> _Given task_: Look for the word "JSON" in the entries below, then copy every line that has it.

[Dataset items]
* * * * * * *
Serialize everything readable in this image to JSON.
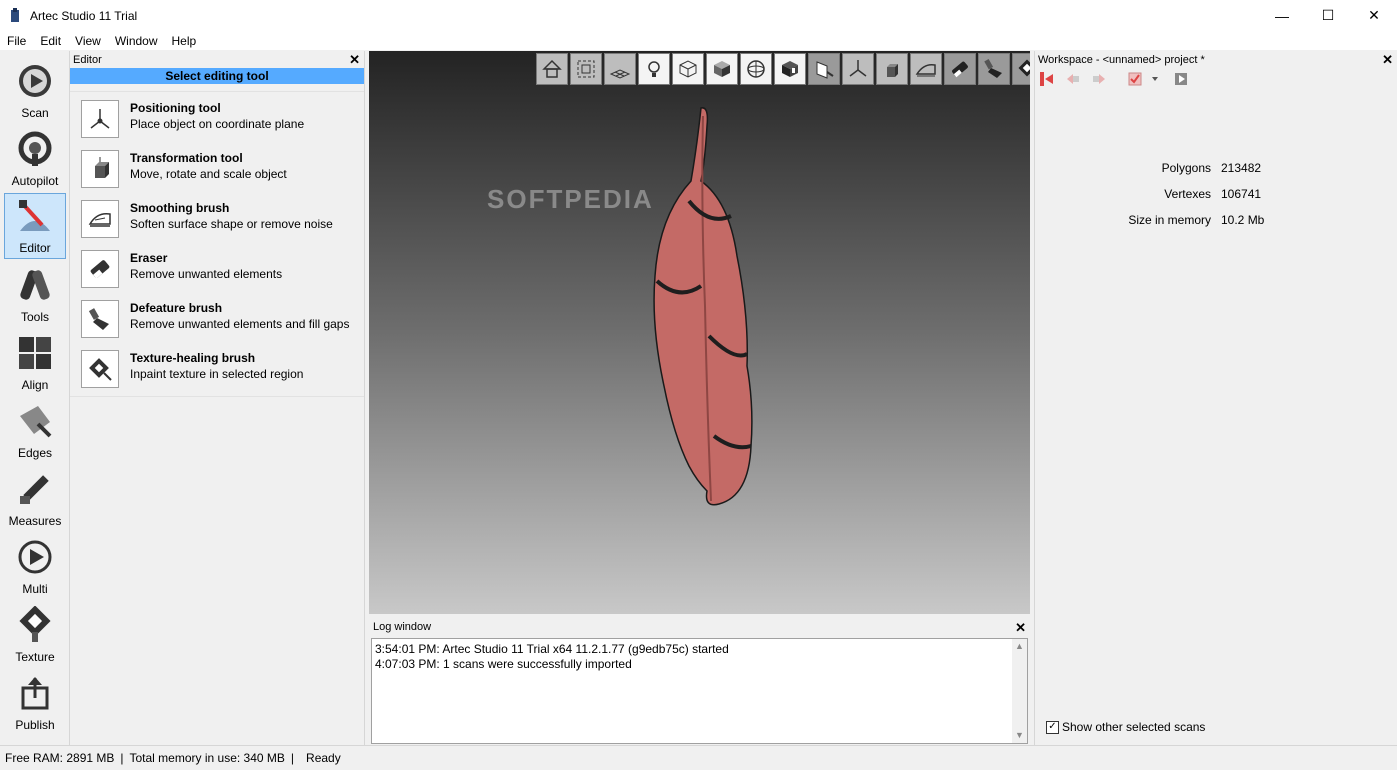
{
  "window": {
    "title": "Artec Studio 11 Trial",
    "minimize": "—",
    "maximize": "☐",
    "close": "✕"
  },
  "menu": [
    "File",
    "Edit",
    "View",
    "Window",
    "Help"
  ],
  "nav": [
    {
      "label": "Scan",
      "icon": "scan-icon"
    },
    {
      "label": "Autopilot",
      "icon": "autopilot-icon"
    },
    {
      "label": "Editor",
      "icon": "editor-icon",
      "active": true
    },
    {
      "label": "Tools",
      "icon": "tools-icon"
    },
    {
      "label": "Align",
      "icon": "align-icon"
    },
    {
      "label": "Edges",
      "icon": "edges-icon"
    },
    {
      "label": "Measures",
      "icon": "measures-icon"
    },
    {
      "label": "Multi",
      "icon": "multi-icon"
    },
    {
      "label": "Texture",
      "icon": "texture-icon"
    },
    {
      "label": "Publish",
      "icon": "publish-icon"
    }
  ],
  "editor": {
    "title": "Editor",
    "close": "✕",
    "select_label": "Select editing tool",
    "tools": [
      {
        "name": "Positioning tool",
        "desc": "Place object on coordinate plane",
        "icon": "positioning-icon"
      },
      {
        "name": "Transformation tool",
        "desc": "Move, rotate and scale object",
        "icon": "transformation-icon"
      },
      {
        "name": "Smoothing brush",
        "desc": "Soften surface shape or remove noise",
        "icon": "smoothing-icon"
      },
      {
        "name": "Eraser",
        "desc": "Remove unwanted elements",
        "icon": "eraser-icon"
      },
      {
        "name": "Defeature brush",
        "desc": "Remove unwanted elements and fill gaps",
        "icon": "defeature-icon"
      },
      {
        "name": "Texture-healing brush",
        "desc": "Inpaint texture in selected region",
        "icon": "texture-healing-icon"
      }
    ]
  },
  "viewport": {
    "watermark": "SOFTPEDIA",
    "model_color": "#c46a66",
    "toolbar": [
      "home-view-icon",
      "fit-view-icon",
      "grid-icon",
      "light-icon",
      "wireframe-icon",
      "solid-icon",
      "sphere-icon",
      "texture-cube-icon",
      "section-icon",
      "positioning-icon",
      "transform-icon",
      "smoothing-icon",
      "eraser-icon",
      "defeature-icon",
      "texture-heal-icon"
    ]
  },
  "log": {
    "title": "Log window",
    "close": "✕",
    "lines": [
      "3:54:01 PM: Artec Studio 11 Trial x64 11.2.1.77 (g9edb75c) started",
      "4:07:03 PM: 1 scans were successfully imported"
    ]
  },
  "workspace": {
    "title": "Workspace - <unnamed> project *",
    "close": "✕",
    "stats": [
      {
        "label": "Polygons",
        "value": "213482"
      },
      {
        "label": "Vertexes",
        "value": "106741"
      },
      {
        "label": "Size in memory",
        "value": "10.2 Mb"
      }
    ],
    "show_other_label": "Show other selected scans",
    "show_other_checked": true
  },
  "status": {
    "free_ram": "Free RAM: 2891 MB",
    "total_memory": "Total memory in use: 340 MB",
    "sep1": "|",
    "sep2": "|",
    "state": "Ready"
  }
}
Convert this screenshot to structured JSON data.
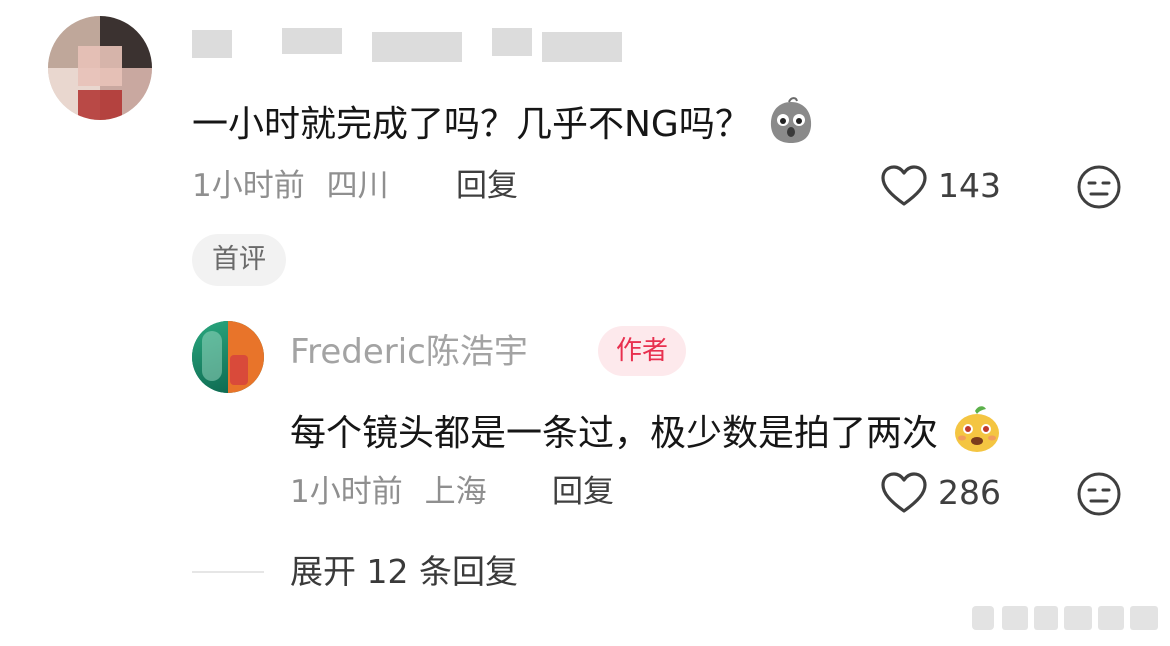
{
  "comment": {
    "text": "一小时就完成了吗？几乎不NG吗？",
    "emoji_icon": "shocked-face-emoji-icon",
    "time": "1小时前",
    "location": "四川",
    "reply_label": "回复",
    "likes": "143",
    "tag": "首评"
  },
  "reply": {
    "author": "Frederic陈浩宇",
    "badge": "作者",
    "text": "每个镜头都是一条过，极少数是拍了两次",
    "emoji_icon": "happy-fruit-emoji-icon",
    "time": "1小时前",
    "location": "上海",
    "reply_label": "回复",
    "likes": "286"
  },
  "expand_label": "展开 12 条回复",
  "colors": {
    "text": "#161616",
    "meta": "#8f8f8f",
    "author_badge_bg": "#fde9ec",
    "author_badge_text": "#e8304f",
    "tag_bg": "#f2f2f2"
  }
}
* * * * * * *
> _Task result_:
Serialize everything readable in this image to JSON.
Convert this screenshot to structured JSON data.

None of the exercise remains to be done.